• WHAT IS NEEDED: Reproduce every line of the listing as written, apart from the pictures.

■ ■ ■ ■ ■ ■ ■

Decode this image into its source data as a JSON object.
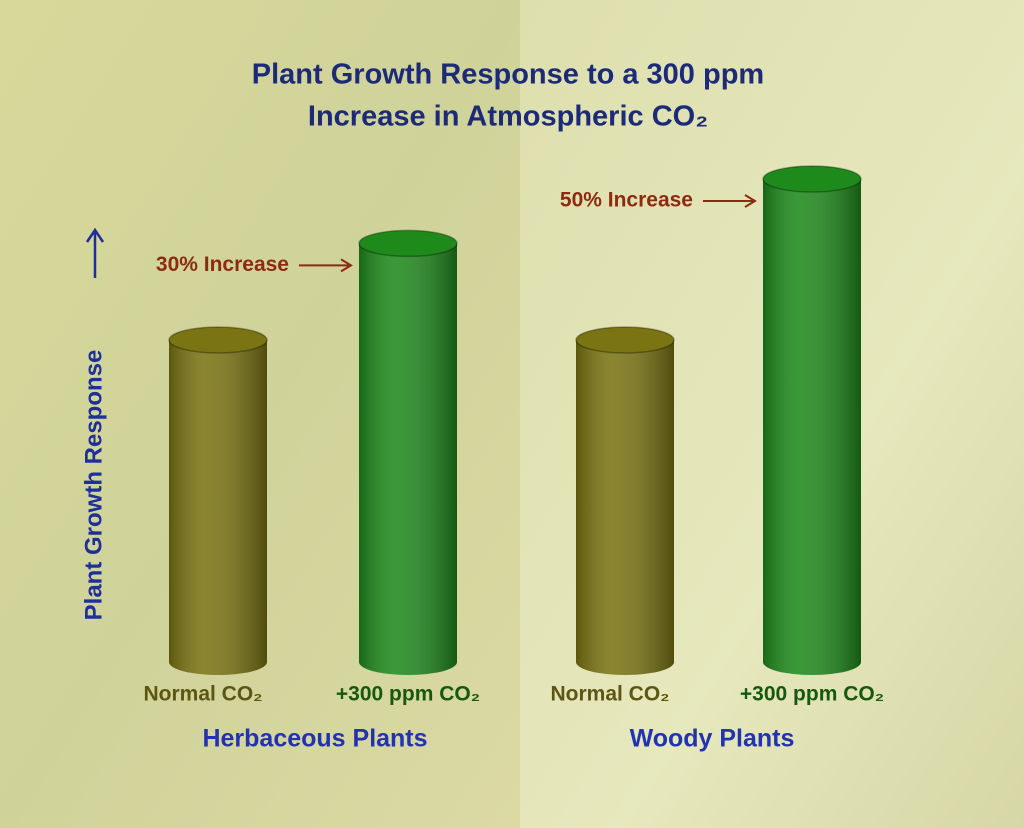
{
  "chart_data": {
    "type": "bar",
    "title": [
      "Plant Growth Response to a 300 ppm",
      "Increase in Atmospheric CO₂"
    ],
    "y_label": "Plant Growth Response",
    "groups": [
      "Herbaceous Plants",
      "Woody Plants"
    ],
    "series": [
      {
        "name": "Normal CO₂",
        "color": "#7a7412",
        "values": [
          100,
          100
        ]
      },
      {
        "name": "+300 ppm CO₂",
        "color": "#1f8a1c",
        "values": [
          130,
          150
        ]
      }
    ],
    "annotations": [
      "30% Increase",
      "50% Increase"
    ]
  }
}
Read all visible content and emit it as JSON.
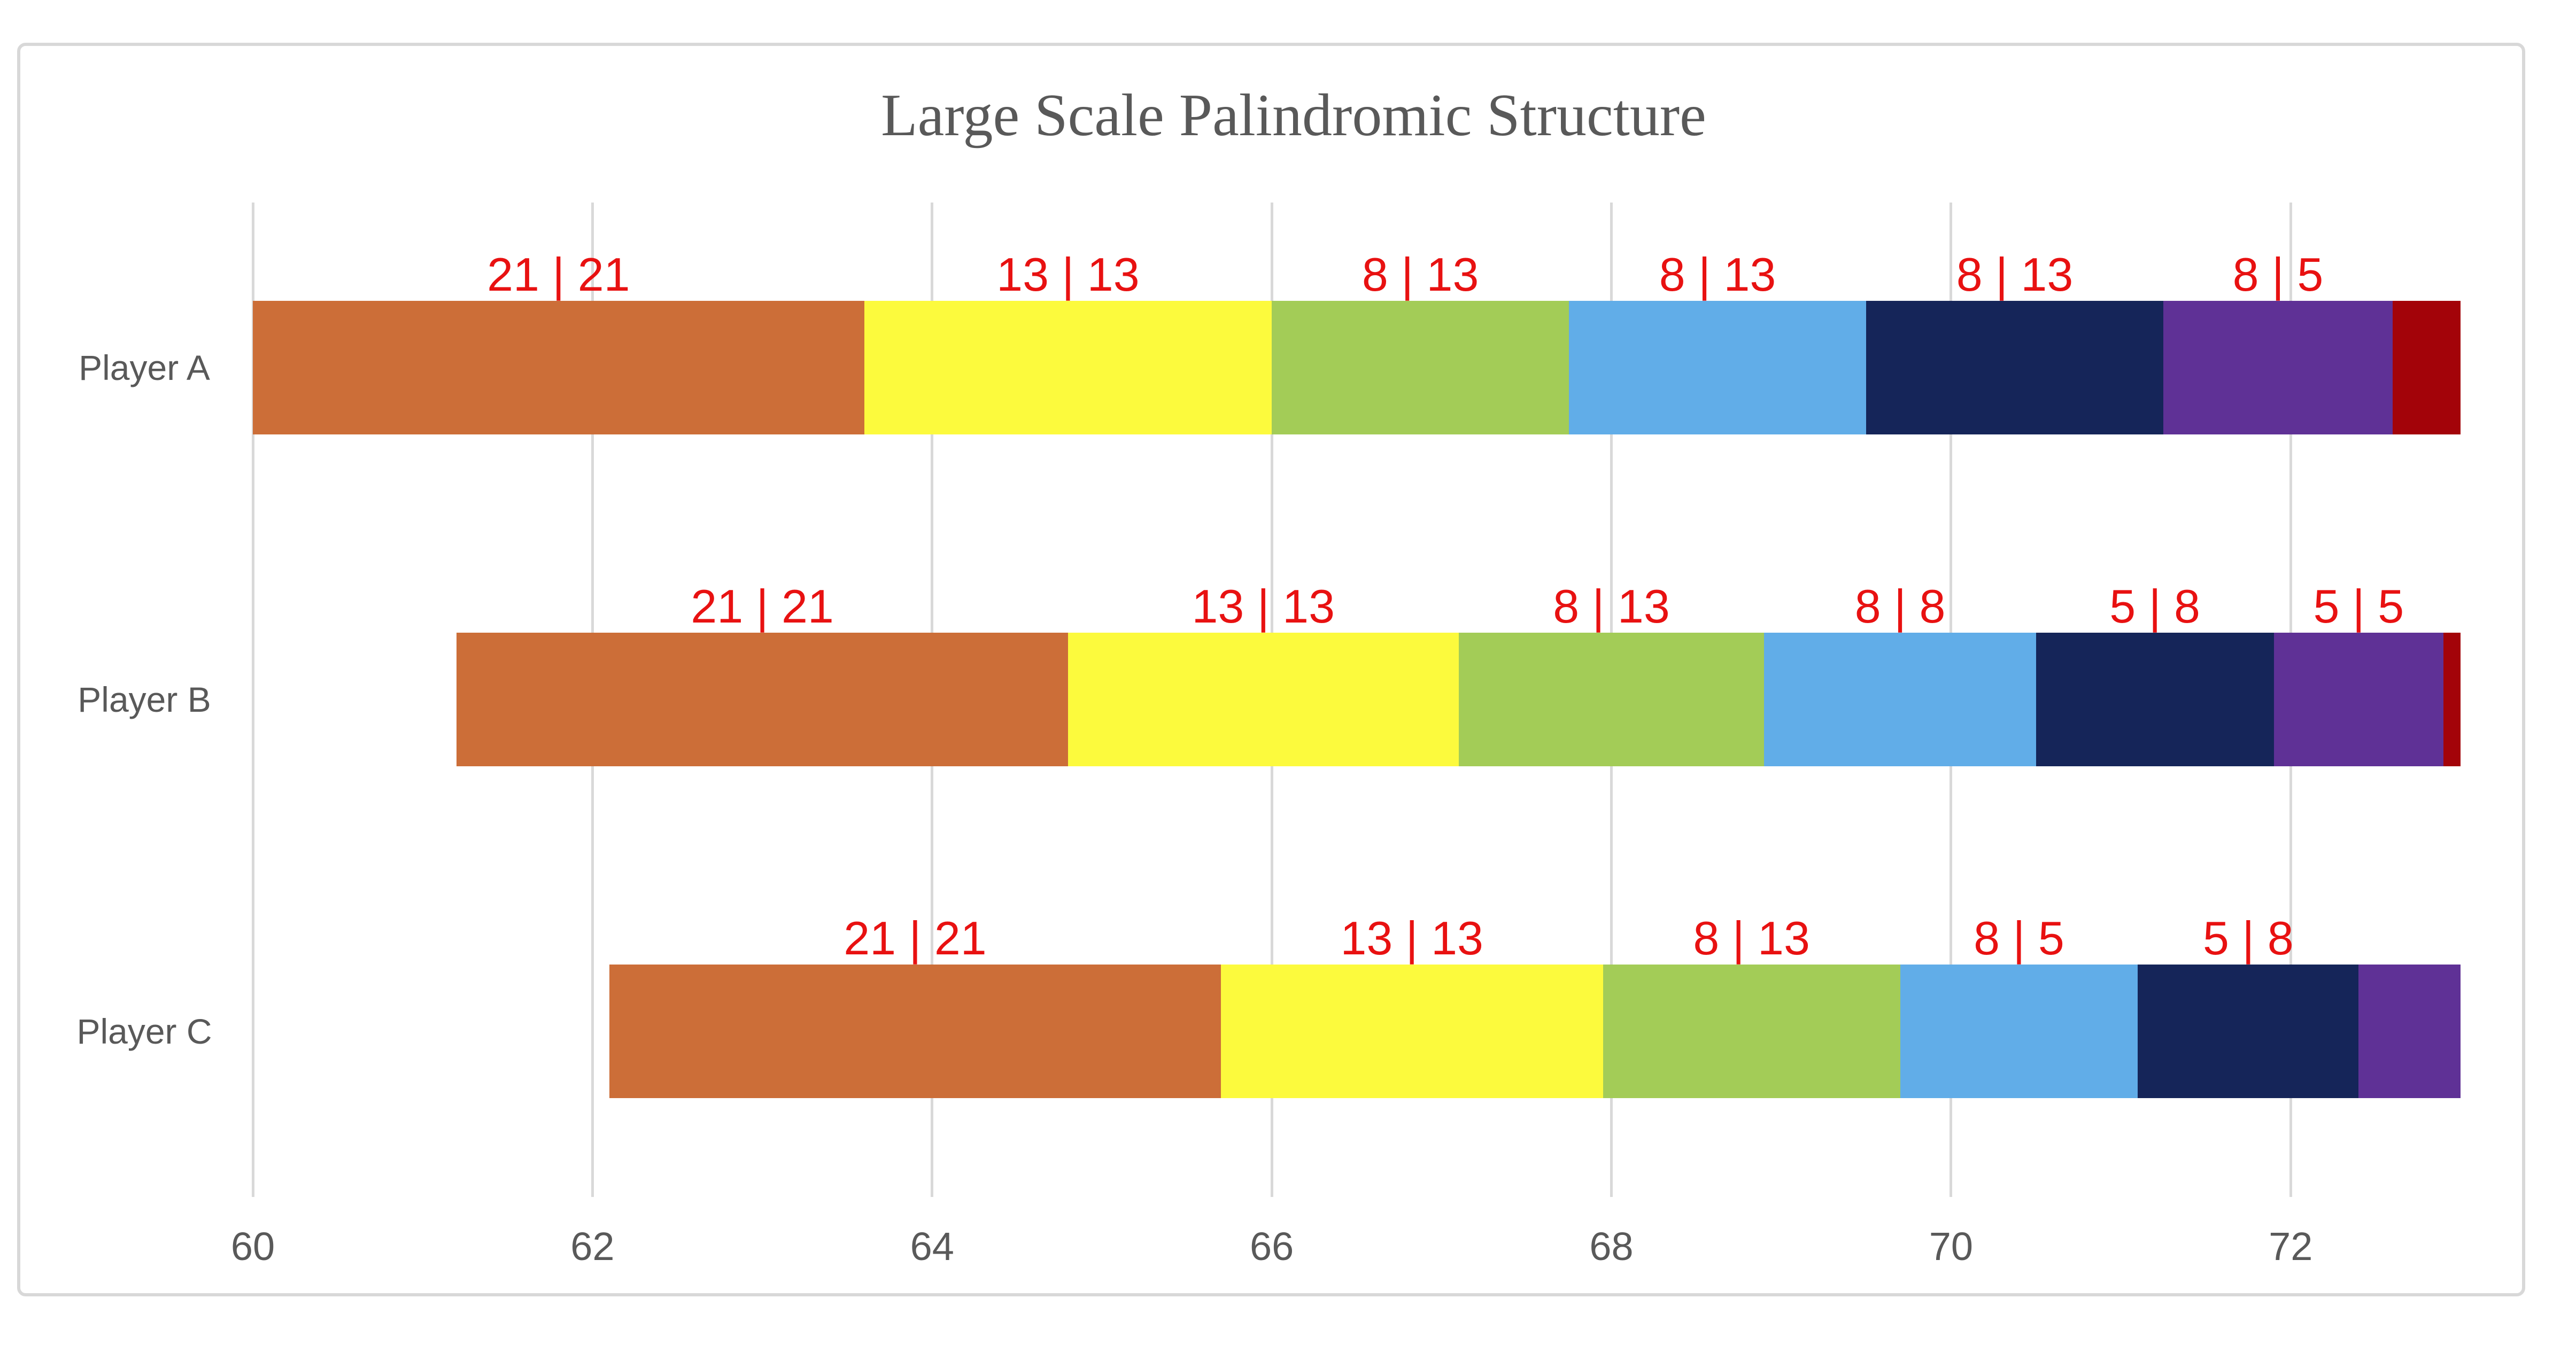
{
  "title": "Large Scale Palindromic Structure",
  "colors": {
    "title_text": "#595959",
    "axis_text": "#595959",
    "gridline": "#D9D9D9",
    "border": "#D8D8D8",
    "data_label": "#E81111"
  },
  "chart_data": {
    "type": "bar",
    "subtype": "horizontal-stacked-timeline",
    "title": "Large Scale Palindromic Structure",
    "xlabel": "",
    "ylabel": "",
    "x_axis": {
      "min": 60,
      "max": 73,
      "ticks": [
        60,
        62,
        64,
        66,
        68,
        70,
        72
      ],
      "gridlines": true
    },
    "legend": "none",
    "rows": [
      {
        "category": "Player A",
        "segments": [
          {
            "start": 60.0,
            "end": 63.6,
            "color": "#CC6E38",
            "color_name": "orange",
            "label": "21 | 21"
          },
          {
            "start": 63.6,
            "end": 66.0,
            "color": "#FCFA3D",
            "color_name": "yellow",
            "label": "13 | 13"
          },
          {
            "start": 66.0,
            "end": 67.75,
            "color": "#A3CC57",
            "color_name": "green",
            "label": "8 | 13"
          },
          {
            "start": 67.75,
            "end": 69.5,
            "color": "#61ADE8",
            "color_name": "light-blue",
            "label": "8 | 13"
          },
          {
            "start": 69.5,
            "end": 71.25,
            "color": "#152559",
            "color_name": "navy",
            "label": "8 | 13"
          },
          {
            "start": 71.25,
            "end": 72.6,
            "color": "#5F3196",
            "color_name": "purple",
            "label": "8 | 5"
          },
          {
            "start": 72.6,
            "end": 73.0,
            "color": "#A30309",
            "color_name": "dark-red",
            "label": ""
          }
        ]
      },
      {
        "category": "Player B",
        "segments": [
          {
            "start": 61.2,
            "end": 64.8,
            "color": "#CC6E38",
            "color_name": "orange",
            "label": "21 | 21"
          },
          {
            "start": 64.8,
            "end": 67.1,
            "color": "#FCFA3D",
            "color_name": "yellow",
            "label": "13 | 13"
          },
          {
            "start": 67.1,
            "end": 68.9,
            "color": "#A3CC57",
            "color_name": "green",
            "label": "8 | 13"
          },
          {
            "start": 68.9,
            "end": 70.5,
            "color": "#61ADE8",
            "color_name": "light-blue",
            "label": "8 | 8"
          },
          {
            "start": 70.5,
            "end": 71.9,
            "color": "#152559",
            "color_name": "navy",
            "label": "5 | 8"
          },
          {
            "start": 71.9,
            "end": 72.9,
            "color": "#5F3196",
            "color_name": "purple",
            "label": "5 | 5"
          },
          {
            "start": 72.9,
            "end": 73.0,
            "color": "#A30309",
            "color_name": "dark-red",
            "label": ""
          }
        ]
      },
      {
        "category": "Player C",
        "segments": [
          {
            "start": 62.1,
            "end": 65.7,
            "color": "#CC6E38",
            "color_name": "orange",
            "label": "21 | 21"
          },
          {
            "start": 65.7,
            "end": 67.95,
            "color": "#FCFA3D",
            "color_name": "yellow",
            "label": "13 | 13"
          },
          {
            "start": 67.95,
            "end": 69.7,
            "color": "#A3CC57",
            "color_name": "green",
            "label": "8 | 13"
          },
          {
            "start": 69.7,
            "end": 71.1,
            "color": "#61ADE8",
            "color_name": "light-blue",
            "label": "8 | 5"
          },
          {
            "start": 71.1,
            "end": 72.4,
            "color": "#152559",
            "color_name": "navy",
            "label": "5 | 8"
          },
          {
            "start": 72.4,
            "end": 73.0,
            "color": "#5F3196",
            "color_name": "purple",
            "label": ""
          }
        ]
      }
    ]
  }
}
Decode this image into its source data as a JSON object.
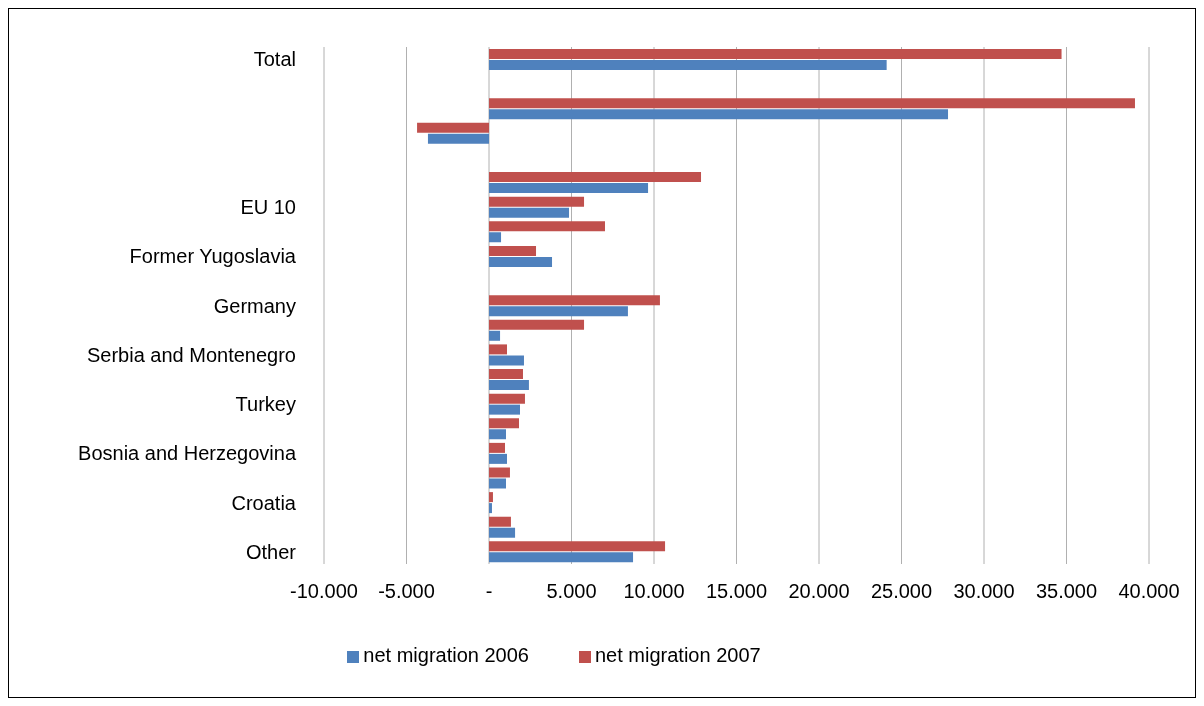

■ ■ ■ ■ ■ ■ ■

• THE OUTPUT:
Decode this image into its source data as a JSON object.
{
  "chart_data": {
    "type": "bar",
    "title": [
      "Plant Growth Response to a 300 ppm",
      "Increase in Atmospheric CO₂"
    ],
    "y_label": "Plant Growth Response",
    "groups": [
      "Herbaceous Plants",
      "Woody Plants"
    ],
    "series": [
      {
        "name": "Normal CO₂",
        "color": "#7a7412",
        "values": [
          100,
          100
        ]
      },
      {
        "name": "+300 ppm CO₂",
        "color": "#1f8a1c",
        "values": [
          130,
          150
        ]
      }
    ],
    "annotations": [
      "30% Increase",
      "50% Increase"
    ]
  }
}
Read all visible content and emit it as JSON.
{
  "title": "Large Scale Palindromic Structure",
  "colors": {
    "title_text": "#595959",
    "axis_text": "#595959",
    "gridline": "#D9D9D9",
    "border": "#D8D8D8",
    "data_label": "#E81111"
  },
  "chart_data": {
    "type": "bar",
    "subtype": "horizontal-stacked-timeline",
    "title": "Large Scale Palindromic Structure",
    "xlabel": "",
    "ylabel": "",
    "x_axis": {
      "min": 60,
      "max": 73,
      "ticks": [
        60,
        62,
        64,
        66,
        68,
        70,
        72
      ],
      "gridlines": true
    },
    "legend": "none",
    "rows": [
      {
        "category": "Player A",
        "segments": [
          {
            "start": 60.0,
            "end": 63.6,
            "color": "#CC6E38",
            "color_name": "orange",
            "label": "21 | 21"
          },
          {
            "start": 63.6,
            "end": 66.0,
            "color": "#FCFA3D",
            "color_name": "yellow",
            "label": "13 | 13"
          },
          {
            "start": 66.0,
            "end": 67.75,
            "color": "#A3CC57",
            "color_name": "green",
            "label": "8 | 13"
          },
          {
            "start": 67.75,
            "end": 69.5,
            "color": "#61ADE8",
            "color_name": "light-blue",
            "label": "8 | 13"
          },
          {
            "start": 69.5,
            "end": 71.25,
            "color": "#152559",
            "color_name": "navy",
            "label": "8 | 13"
          },
          {
            "start": 71.25,
            "end": 72.6,
            "color": "#5F3196",
            "color_name": "purple",
            "label": "8 | 5"
          },
          {
            "start": 72.6,
            "end": 73.0,
            "color": "#A30309",
            "color_name": "dark-red",
            "label": ""
          }
        ]
      },
      {
        "category": "Player B",
        "segments": [
          {
            "start": 61.2,
            "end": 64.8,
            "color": "#CC6E38",
            "color_name": "orange",
            "label": "21 | 21"
          },
          {
            "start": 64.8,
            "end": 67.1,
            "color": "#FCFA3D",
            "color_name": "yellow",
            "label": "13 | 13"
          },
          {
            "start": 67.1,
            "end": 68.9,
            "color": "#A3CC57",
            "color_name": "green",
            "label": "8 | 13"
          },
          {
            "start": 68.9,
            "end": 70.5,
            "color": "#61ADE8",
            "color_name": "light-blue",
            "label": "8 | 8"
          },
          {
            "start": 70.5,
            "end": 71.9,
            "color": "#152559",
            "color_name": "navy",
            "label": "5 | 8"
          },
          {
            "start": 71.9,
            "end": 72.9,
            "color": "#5F3196",
            "color_name": "purple",
            "label": "5 | 5"
          },
          {
            "start": 72.9,
            "end": 73.0,
            "color": "#A30309",
            "color_name": "dark-red",
            "label": ""
          }
        ]
      },
      {
        "category": "Player C",
        "segments": [
          {
            "start": 62.1,
            "end": 65.7,
            "color": "#CC6E38",
            "color_name": "orange",
            "label": "21 | 21"
          },
          {
            "start": 65.7,
            "end": 67.95,
            "color": "#FCFA3D",
            "color_name": "yellow",
            "label": "13 | 13"
          },
          {
            "start": 67.95,
            "end": 69.7,
            "color": "#A3CC57",
            "color_name": "green",
            "label": "8 | 13"
          },
          {
            "start": 69.7,
            "end": 71.1,
            "color": "#61ADE8",
            "color_name": "light-blue",
            "label": "8 | 5"
          },
          {
            "start": 71.1,
            "end": 72.4,
            "color": "#152559",
            "color_name": "navy",
            "label": "5 | 8"
          },
          {
            "start": 72.4,
            "end": 73.0,
            "color": "#5F3196",
            "color_name": "purple",
            "label": ""
          }
        ]
      }
    ]
  }
}
Decode this image into its source data as a JSON object.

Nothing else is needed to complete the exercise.